▶ _Task to complete_
Copy every line in the records below that contains the word "supply".

"""

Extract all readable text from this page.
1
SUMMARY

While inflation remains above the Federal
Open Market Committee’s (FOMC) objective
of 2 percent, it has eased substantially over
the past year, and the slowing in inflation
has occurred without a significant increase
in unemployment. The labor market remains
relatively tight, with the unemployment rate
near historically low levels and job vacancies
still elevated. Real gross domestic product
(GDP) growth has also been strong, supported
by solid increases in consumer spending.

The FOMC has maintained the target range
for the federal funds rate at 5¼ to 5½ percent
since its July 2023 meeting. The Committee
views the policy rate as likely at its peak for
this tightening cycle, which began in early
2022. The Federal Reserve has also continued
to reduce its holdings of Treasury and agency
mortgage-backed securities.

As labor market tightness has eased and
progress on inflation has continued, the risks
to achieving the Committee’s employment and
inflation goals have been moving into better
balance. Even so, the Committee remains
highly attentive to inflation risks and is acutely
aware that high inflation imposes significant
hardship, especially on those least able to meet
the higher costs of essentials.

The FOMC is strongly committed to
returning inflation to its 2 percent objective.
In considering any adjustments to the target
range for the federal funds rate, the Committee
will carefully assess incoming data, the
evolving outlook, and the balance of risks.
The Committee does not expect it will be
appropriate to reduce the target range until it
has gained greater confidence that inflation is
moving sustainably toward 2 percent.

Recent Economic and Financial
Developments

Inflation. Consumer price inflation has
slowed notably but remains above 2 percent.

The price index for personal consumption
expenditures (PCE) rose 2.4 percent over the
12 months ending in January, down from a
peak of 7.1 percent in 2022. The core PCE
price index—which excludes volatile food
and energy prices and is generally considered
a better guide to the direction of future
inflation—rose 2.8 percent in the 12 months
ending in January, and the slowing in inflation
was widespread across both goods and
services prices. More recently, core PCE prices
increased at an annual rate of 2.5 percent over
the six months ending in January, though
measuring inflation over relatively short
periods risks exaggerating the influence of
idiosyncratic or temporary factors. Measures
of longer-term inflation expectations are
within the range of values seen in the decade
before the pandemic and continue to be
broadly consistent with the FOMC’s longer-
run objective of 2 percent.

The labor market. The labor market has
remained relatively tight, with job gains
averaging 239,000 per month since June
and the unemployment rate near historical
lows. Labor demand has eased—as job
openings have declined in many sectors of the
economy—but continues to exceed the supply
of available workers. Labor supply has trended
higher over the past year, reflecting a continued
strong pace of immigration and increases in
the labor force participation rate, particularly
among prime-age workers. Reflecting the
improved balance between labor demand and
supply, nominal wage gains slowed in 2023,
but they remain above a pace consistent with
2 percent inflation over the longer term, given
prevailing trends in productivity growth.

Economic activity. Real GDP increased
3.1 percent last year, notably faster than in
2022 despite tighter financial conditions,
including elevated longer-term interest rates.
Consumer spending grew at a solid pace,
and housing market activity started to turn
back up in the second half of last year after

"""

▶ _Result_
economy—but continues to exceed the supply
of available workers. Labor supply has trended
supply, nominal wage gains slowed in 2023,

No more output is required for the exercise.